SET EXERCISE: Set the data down again, exactly as it reads, but without the pictures.

**** DATASET ENTRIES

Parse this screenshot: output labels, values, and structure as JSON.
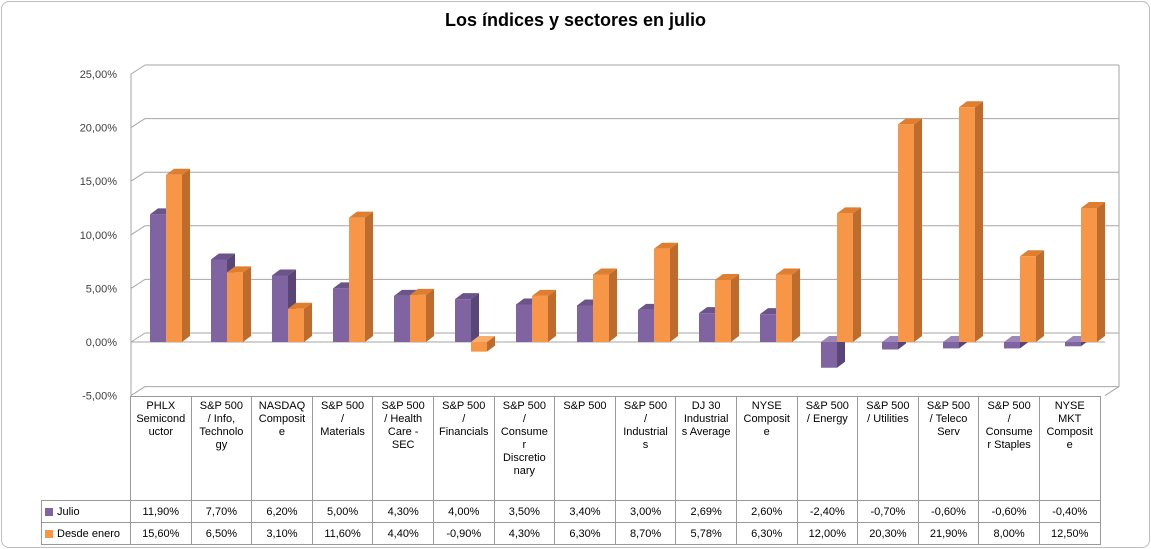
{
  "chart_data": {
    "type": "bar",
    "style": "3d-clustered-column",
    "title": "Los índices y sectores en julio",
    "categories": [
      "PHLX\nSemicond\nuctor",
      "S&P 500\n/ Info,\nTechnolo\ngy",
      "NASDAQ\nComposit\ne",
      "S&P 500\n/\nMaterials",
      "S&P 500\n/ Health\nCare -\nSEC",
      "S&P 500\n/\nFinancials",
      "S&P 500\n/\nConsume\nr\nDiscretio\nnary",
      "S&P 500",
      "S&P 500\n/\nIndustrial\ns",
      "DJ 30\nIndustrial\ns Average",
      "NYSE\nComposit\ne",
      "S&P 500\n/ Energy",
      "S&P 500\n/ Utilities",
      "S&P 500\n/ Teleco\nServ",
      "S&P 500\n/\nConsume\nr Staples",
      "NYSE\nMKT\nComposit\ne"
    ],
    "series": [
      {
        "name": "Julio",
        "color": "#8064A2",
        "values": [
          11.9,
          7.7,
          6.2,
          5.0,
          4.3,
          4.0,
          3.5,
          3.4,
          3.0,
          2.69,
          2.6,
          -2.4,
          -0.7,
          -0.6,
          -0.6,
          -0.4
        ],
        "display": [
          "11,90%",
          "7,70%",
          "6,20%",
          "5,00%",
          "4,30%",
          "4,00%",
          "3,50%",
          "3,40%",
          "3,00%",
          "2,69%",
          "2,60%",
          "-2,40%",
          "-0,70%",
          "-0,60%",
          "-0,60%",
          "-0,40%"
        ]
      },
      {
        "name": "Desde enero",
        "color": "#F79646",
        "values": [
          15.6,
          6.5,
          3.1,
          11.6,
          4.4,
          -0.9,
          4.3,
          6.3,
          8.7,
          5.78,
          6.3,
          12.0,
          20.3,
          21.9,
          8.0,
          12.5
        ],
        "display": [
          "15,60%",
          "6,50%",
          "3,10%",
          "11,60%",
          "4,40%",
          "-0,90%",
          "4,30%",
          "6,30%",
          "8,70%",
          "5,78%",
          "6,30%",
          "12,00%",
          "20,30%",
          "21,90%",
          "8,00%",
          "12,50%"
        ]
      }
    ],
    "ylim": [
      -5,
      25
    ],
    "ytick_step": 5,
    "ytick_labels": [
      "25,00%",
      "20,00%",
      "15,00%",
      "10,00%",
      "5,00%",
      "0,00%",
      "-5,00%"
    ],
    "grid": true,
    "legend_position": "data-table-left"
  },
  "colors": {
    "series_purple": "#8064A2",
    "series_purple_top": "#6A5489",
    "series_purple_top_negative": "#9C88B8",
    "series_purple_side": "#594677",
    "series_orange": "#F79646",
    "series_orange_top": "#DF7E2F",
    "series_orange_top_negative": "#F9AC6C",
    "series_orange_side": "#BE6B2E",
    "gridline": "#A6A6A6",
    "axis_line": "#A6A6A6",
    "table_border": "#999999",
    "outer_border": "#BDBDBD",
    "title_color": "#000000",
    "label_color": "#3F3F3F"
  }
}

********

RESULT:
Parse this screenshot: output labels, values, and structure as JSON.
{
  "chart_data": {
    "type": "bar",
    "style": "3d-clustered-column",
    "title": "Los índices y sectores en julio",
    "categories": [
      "PHLX\nSemicond\nuctor",
      "S&P 500\n/ Info,\nTechnolo\ngy",
      "NASDAQ\nComposit\ne",
      "S&P 500\n/\nMaterials",
      "S&P 500\n/ Health\nCare -\nSEC",
      "S&P 500\n/\nFinancials",
      "S&P 500\n/\nConsume\nr\nDiscretio\nnary",
      "S&P 500",
      "S&P 500\n/\nIndustrial\ns",
      "DJ 30\nIndustrial\ns Average",
      "NYSE\nComposit\ne",
      "S&P 500\n/ Energy",
      "S&P 500\n/ Utilities",
      "S&P 500\n/ Teleco\nServ",
      "S&P 500\n/\nConsume\nr Staples",
      "NYSE\nMKT\nComposit\ne"
    ],
    "series": [
      {
        "name": "Julio",
        "color": "#8064A2",
        "values": [
          11.9,
          7.7,
          6.2,
          5.0,
          4.3,
          4.0,
          3.5,
          3.4,
          3.0,
          2.69,
          2.6,
          -2.4,
          -0.7,
          -0.6,
          -0.6,
          -0.4
        ],
        "display": [
          "11,90%",
          "7,70%",
          "6,20%",
          "5,00%",
          "4,30%",
          "4,00%",
          "3,50%",
          "3,40%",
          "3,00%",
          "2,69%",
          "2,60%",
          "-2,40%",
          "-0,70%",
          "-0,60%",
          "-0,60%",
          "-0,40%"
        ]
      },
      {
        "name": "Desde enero",
        "color": "#F79646",
        "values": [
          15.6,
          6.5,
          3.1,
          11.6,
          4.4,
          -0.9,
          4.3,
          6.3,
          8.7,
          5.78,
          6.3,
          12.0,
          20.3,
          21.9,
          8.0,
          12.5
        ],
        "display": [
          "15,60%",
          "6,50%",
          "3,10%",
          "11,60%",
          "4,40%",
          "-0,90%",
          "4,30%",
          "6,30%",
          "8,70%",
          "5,78%",
          "6,30%",
          "12,00%",
          "20,30%",
          "21,90%",
          "8,00%",
          "12,50%"
        ]
      }
    ],
    "ylim": [
      -5,
      25
    ],
    "ytick_step": 5,
    "ytick_labels": [
      "25,00%",
      "20,00%",
      "15,00%",
      "10,00%",
      "5,00%",
      "0,00%",
      "-5,00%"
    ],
    "grid": true,
    "legend_position": "data-table-left"
  },
  "colors": {
    "series_purple": "#8064A2",
    "series_purple_top": "#6A5489",
    "series_purple_top_negative": "#9C88B8",
    "series_purple_side": "#594677",
    "series_orange": "#F79646",
    "series_orange_top": "#DF7E2F",
    "series_orange_top_negative": "#F9AC6C",
    "series_orange_side": "#BE6B2E",
    "gridline": "#A6A6A6",
    "axis_line": "#A6A6A6",
    "table_border": "#999999",
    "outer_border": "#BDBDBD",
    "title_color": "#000000",
    "label_color": "#3F3F3F"
  }
}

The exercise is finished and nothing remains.